▸ RECORDS SHOWN
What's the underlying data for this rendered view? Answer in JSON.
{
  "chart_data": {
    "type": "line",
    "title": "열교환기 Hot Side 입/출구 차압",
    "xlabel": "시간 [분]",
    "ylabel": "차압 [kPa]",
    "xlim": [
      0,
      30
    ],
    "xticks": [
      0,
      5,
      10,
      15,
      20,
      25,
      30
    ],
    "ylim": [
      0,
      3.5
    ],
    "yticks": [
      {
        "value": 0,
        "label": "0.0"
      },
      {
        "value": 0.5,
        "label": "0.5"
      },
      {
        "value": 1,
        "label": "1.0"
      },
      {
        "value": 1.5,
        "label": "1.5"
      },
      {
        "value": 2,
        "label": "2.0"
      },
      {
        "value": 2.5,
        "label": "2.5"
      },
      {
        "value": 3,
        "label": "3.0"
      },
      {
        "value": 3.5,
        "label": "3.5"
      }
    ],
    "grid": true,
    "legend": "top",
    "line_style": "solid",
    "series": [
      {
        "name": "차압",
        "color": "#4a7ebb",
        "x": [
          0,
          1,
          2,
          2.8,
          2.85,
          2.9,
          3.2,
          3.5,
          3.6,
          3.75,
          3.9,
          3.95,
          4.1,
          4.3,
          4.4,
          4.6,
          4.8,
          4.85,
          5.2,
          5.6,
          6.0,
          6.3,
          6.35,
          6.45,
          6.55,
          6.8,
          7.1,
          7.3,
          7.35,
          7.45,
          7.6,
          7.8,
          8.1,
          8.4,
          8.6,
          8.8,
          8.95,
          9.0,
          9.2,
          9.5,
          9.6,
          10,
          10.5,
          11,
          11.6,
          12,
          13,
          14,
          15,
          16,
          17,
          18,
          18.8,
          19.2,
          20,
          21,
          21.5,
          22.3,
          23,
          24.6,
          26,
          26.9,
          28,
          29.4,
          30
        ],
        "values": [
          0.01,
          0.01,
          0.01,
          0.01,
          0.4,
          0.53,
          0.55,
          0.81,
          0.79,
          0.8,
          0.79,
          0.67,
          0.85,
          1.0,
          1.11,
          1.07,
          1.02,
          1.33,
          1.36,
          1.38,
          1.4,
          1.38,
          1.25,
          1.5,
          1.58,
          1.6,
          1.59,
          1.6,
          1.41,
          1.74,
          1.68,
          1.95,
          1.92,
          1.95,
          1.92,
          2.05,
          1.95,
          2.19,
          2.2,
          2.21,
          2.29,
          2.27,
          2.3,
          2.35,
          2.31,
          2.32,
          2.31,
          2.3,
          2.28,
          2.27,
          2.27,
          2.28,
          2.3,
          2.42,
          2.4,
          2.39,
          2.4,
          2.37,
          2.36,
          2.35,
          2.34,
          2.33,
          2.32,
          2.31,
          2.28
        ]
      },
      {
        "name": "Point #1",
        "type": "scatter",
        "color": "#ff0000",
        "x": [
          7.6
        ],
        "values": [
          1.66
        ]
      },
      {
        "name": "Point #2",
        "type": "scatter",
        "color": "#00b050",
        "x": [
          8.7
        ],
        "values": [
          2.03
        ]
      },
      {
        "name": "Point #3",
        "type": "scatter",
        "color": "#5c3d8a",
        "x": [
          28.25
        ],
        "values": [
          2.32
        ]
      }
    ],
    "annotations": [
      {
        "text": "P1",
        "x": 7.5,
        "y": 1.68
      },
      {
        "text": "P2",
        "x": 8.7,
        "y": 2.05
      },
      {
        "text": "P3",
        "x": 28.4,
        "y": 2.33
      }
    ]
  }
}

▸ AIM
Recopy the entries above in their entirety, exactly.

▸ EXERCISE RESULT
What's the underlying data for this rendered view? Answer in JSON.
{
  "chart_data": {
    "type": "line",
    "title": "열교환기 Hot Side 입/출구 차압",
    "xlabel": "시간 [분]",
    "ylabel": "차압 [kPa]",
    "xlim": [
      0,
      30
    ],
    "xticks": [
      0,
      5,
      10,
      15,
      20,
      25,
      30
    ],
    "ylim": [
      0,
      3.5
    ],
    "yticks": [
      {
        "value": 0,
        "label": "0.0"
      },
      {
        "value": 0.5,
        "label": "0.5"
      },
      {
        "value": 1,
        "label": "1.0"
      },
      {
        "value": 1.5,
        "label": "1.5"
      },
      {
        "value": 2,
        "label": "2.0"
      },
      {
        "value": 2.5,
        "label": "2.5"
      },
      {
        "value": 3,
        "label": "3.0"
      },
      {
        "value": 3.5,
        "label": "3.5"
      }
    ],
    "grid": true,
    "legend": "top",
    "line_style": "solid",
    "series": [
      {
        "name": "차압",
        "color": "#4a7ebb",
        "x": [
          0,
          1,
          2,
          2.8,
          2.85,
          2.9,
          3.2,
          3.5,
          3.6,
          3.75,
          3.9,
          3.95,
          4.1,
          4.3,
          4.4,
          4.6,
          4.8,
          4.85,
          5.2,
          5.6,
          6.0,
          6.3,
          6.35,
          6.45,
          6.55,
          6.8,
          7.1,
          7.3,
          7.35,
          7.45,
          7.6,
          7.8,
          8.1,
          8.4,
          8.6,
          8.8,
          8.95,
          9.0,
          9.2,
          9.5,
          9.6,
          10,
          10.5,
          11,
          11.6,
          12,
          13,
          14,
          15,
          16,
          17,
          18,
          18.8,
          19.2,
          20,
          21,
          21.5,
          22.3,
          23,
          24.6,
          26,
          26.9,
          28,
          29.4,
          30
        ],
        "values": [
          0.01,
          0.01,
          0.01,
          0.01,
          0.4,
          0.53,
          0.55,
          0.81,
          0.79,
          0.8,
          0.79,
          0.67,
          0.85,
          1.0,
          1.11,
          1.07,
          1.02,
          1.33,
          1.36,
          1.38,
          1.4,
          1.38,
          1.25,
          1.5,
          1.58,
          1.6,
          1.59,
          1.6,
          1.41,
          1.74,
          1.68,
          1.95,
          1.92,
          1.95,
          1.92,
          2.05,
          1.95,
          2.19,
          2.2,
          2.21,
          2.29,
          2.27,
          2.3,
          2.35,
          2.31,
          2.32,
          2.31,
          2.3,
          2.28,
          2.27,
          2.27,
          2.28,
          2.3,
          2.42,
          2.4,
          2.39,
          2.4,
          2.37,
          2.36,
          2.35,
          2.34,
          2.33,
          2.32,
          2.31,
          2.28
        ]
      },
      {
        "name": "Point #1",
        "type": "scatter",
        "color": "#ff0000",
        "x": [
          7.6
        ],
        "values": [
          1.66
        ]
      },
      {
        "name": "Point #2",
        "type": "scatter",
        "color": "#00b050",
        "x": [
          8.7
        ],
        "values": [
          2.03
        ]
      },
      {
        "name": "Point #3",
        "type": "scatter",
        "color": "#5c3d8a",
        "x": [
          28.25
        ],
        "values": [
          2.32
        ]
      }
    ],
    "annotations": [
      {
        "text": "P1",
        "x": 7.5,
        "y": 1.68
      },
      {
        "text": "P2",
        "x": 8.7,
        "y": 2.05
      },
      {
        "text": "P3",
        "x": 28.4,
        "y": 2.33
      }
    ]
  }
}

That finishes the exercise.